— start Input rows —

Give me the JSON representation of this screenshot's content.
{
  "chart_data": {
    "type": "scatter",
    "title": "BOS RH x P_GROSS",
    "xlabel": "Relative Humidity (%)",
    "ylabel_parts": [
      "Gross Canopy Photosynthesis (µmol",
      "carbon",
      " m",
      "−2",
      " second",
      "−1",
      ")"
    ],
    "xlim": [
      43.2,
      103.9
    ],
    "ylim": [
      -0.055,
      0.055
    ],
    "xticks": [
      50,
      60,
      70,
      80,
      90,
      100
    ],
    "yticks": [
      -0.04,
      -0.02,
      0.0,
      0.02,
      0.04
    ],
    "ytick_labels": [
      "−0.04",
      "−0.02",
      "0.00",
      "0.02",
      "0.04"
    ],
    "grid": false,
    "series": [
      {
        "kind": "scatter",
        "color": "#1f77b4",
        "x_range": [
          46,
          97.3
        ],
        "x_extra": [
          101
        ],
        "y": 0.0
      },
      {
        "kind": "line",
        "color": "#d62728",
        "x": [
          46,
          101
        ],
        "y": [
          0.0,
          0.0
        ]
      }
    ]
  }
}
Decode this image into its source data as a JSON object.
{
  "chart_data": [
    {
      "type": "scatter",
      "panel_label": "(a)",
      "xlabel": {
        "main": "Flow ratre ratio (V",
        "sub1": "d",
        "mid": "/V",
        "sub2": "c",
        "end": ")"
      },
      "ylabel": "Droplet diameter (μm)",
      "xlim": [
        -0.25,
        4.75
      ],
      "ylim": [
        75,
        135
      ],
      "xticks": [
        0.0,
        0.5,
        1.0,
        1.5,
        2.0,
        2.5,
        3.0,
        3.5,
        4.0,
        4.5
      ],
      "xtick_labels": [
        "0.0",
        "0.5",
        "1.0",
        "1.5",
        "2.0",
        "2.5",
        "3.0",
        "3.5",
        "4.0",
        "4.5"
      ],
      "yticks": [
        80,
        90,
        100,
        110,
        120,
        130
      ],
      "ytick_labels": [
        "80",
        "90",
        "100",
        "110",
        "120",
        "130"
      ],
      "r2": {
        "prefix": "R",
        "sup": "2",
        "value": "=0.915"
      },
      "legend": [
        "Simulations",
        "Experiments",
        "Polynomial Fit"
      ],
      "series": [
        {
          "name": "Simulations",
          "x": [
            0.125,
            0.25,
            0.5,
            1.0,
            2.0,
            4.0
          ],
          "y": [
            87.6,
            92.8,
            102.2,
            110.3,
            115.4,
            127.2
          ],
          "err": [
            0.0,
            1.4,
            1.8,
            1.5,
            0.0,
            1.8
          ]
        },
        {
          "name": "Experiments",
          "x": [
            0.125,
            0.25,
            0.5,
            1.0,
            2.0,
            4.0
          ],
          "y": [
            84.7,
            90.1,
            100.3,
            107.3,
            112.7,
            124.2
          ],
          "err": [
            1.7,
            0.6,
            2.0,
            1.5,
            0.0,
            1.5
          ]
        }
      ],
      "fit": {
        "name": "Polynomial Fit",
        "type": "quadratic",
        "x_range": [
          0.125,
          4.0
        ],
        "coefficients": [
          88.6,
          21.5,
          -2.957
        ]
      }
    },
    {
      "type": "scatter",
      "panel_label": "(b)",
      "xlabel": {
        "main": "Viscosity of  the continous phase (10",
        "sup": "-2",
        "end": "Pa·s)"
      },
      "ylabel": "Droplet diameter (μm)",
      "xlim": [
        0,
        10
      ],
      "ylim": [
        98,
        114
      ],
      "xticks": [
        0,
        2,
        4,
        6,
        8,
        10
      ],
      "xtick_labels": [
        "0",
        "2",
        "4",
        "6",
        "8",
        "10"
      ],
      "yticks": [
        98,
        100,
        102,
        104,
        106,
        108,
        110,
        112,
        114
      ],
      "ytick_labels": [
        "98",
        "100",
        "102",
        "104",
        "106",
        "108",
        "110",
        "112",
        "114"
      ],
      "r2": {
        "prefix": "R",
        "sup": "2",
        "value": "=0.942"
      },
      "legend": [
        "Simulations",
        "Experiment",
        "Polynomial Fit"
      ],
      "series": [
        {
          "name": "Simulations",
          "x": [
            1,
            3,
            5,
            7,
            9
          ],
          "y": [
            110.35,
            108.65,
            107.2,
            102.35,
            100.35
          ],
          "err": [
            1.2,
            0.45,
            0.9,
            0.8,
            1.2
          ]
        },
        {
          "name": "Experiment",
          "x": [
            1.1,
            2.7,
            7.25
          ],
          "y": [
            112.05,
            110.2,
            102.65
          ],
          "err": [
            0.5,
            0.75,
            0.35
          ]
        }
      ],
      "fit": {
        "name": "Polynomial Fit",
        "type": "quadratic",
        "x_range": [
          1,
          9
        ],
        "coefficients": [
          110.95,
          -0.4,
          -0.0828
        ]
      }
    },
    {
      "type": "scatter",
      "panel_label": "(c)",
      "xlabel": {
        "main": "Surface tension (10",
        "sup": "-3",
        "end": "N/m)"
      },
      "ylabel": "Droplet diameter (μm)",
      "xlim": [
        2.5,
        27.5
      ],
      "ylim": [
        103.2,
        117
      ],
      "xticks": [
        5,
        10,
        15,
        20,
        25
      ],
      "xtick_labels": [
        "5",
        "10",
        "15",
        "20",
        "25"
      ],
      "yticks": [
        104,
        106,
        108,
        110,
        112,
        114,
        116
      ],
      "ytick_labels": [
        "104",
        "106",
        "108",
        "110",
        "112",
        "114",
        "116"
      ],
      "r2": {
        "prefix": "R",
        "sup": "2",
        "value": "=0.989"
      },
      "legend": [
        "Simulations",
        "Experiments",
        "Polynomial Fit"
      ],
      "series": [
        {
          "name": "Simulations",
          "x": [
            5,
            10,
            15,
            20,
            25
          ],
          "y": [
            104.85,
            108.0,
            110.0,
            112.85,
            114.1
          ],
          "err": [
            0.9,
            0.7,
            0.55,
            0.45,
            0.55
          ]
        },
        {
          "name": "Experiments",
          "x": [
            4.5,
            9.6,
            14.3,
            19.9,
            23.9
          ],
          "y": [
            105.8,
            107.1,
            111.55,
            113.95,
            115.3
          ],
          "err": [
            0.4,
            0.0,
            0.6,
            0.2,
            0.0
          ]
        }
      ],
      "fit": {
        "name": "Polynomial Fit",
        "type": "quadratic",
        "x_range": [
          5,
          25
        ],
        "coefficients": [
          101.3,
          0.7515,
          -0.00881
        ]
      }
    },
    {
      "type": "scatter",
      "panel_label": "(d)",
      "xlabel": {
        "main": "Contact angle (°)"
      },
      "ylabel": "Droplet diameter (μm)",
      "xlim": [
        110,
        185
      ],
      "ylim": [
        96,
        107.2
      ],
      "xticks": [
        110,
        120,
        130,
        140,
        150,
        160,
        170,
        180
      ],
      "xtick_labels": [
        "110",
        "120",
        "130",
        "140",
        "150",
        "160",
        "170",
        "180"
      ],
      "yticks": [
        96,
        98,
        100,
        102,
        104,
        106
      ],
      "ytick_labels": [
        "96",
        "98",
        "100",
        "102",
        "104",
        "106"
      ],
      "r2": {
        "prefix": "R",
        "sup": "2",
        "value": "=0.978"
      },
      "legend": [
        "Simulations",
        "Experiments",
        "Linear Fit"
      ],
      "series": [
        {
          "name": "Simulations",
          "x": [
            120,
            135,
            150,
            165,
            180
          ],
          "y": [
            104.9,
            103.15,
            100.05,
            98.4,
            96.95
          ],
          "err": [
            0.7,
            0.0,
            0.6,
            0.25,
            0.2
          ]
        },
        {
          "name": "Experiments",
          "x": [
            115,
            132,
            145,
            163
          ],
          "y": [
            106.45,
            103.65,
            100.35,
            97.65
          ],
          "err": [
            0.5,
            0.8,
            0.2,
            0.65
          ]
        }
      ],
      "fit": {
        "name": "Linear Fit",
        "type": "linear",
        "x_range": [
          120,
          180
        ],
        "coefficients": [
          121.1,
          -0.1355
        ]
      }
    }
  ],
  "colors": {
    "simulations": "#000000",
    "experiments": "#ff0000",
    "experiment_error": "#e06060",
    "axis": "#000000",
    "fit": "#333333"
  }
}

— end Input rows —

> **Your instructions**
Report all lines of the data that include the word "this".

> **Completed task**
Give me the JSON representation of this screenshot's content.
Decode this image into its source data as a JSON object.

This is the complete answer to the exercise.